> **Goal**
Restate every entry word for word.

> **Information shown**
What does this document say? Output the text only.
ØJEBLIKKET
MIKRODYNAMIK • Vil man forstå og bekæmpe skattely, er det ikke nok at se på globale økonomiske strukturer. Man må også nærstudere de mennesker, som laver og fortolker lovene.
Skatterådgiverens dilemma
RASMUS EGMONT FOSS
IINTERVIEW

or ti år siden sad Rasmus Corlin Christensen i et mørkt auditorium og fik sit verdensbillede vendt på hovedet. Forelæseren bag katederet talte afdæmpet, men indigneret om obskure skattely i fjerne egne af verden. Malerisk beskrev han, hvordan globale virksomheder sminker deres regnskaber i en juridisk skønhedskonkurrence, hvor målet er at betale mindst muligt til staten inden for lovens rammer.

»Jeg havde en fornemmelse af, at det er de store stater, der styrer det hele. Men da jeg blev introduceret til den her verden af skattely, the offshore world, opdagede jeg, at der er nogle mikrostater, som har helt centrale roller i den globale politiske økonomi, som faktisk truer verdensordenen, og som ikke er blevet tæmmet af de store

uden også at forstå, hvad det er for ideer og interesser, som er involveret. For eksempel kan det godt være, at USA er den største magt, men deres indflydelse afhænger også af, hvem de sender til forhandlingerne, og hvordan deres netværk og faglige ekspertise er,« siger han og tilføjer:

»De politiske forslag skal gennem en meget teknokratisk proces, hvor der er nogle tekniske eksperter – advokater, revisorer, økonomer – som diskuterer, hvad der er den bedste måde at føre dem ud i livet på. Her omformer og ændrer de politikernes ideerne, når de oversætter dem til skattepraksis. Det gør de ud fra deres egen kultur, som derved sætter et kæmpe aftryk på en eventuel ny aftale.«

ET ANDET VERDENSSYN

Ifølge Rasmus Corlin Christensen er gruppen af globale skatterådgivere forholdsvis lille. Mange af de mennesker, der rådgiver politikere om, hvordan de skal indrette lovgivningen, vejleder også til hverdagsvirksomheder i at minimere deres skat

> **Solution to the problem**
What does this document say? Output the text only.
ØJEBLIKKET
MIKRODYNAMIK • Vil man forstå og bekæmpe skattely, er det ikke nok at se på globale økonomiske strukturer. Man må også nærstudere de mennesker, som laver og fortolker lovene.
Skatterådgiverens dilemma
RASMUS EGMONT FOSS
IINTERVIEW

or ti år siden sad Rasmus Corlin Christensen i et mørkt auditorium og fik sit verdensbillede vendt på hovedet. Forelæseren bag katederet talte afdæmpet, men indigneret om obskure skattely i fjerne egne af verden. Malerisk beskrev han, hvordan globale virksomheder sminker deres regnskaber i en juridisk skønhedskonkurrence, hvor målet er at betale mindst muligt til staten inden for lovens rammer.

»Jeg havde en fornemmelse af, at det er de store stater, der styrer det hele. Men da jeg blev introduceret til den her verden af skattely, the offshore world, opdagede jeg, at der er nogle mikrostater, som har helt centrale roller i den globale politiske økonomi, som faktisk truer verdensordenen, og som ikke er blevet tæmmet af de store

uden også at forstå, hvad det er for ideer og interesser, som er involveret. For eksempel kan det godt være, at USA er den største magt, men deres indflydelse afhænger også af, hvem de sender til forhandlingerne, og hvordan deres netværk og faglige ekspertise er,« siger han og tilføjer:

»De politiske forslag skal gennem en meget teknokratisk proces, hvor der er nogle tekniske eksperter – advokater, revisorer, økonomer – som diskuterer, hvad der er den bedste måde at føre dem ud i livet på. Her omformer og ændrer de politikernes ideerne, når de oversætter dem til skattepraksis. Det gør de ud fra deres egen kultur, som derved sætter et kæmpe aftryk på en eventuel ny aftale.«

ET ANDET VERDENSSYN

Ifølge Rasmus Corlin Christensen er gruppen af globale skatterådgivere forholdsvis lille. Mange af de mennesker, der rådgiver politikere om, hvordan de skal indrette lovgivningen, vejleder også til hverdagsvirksomheder i at minimere deres skat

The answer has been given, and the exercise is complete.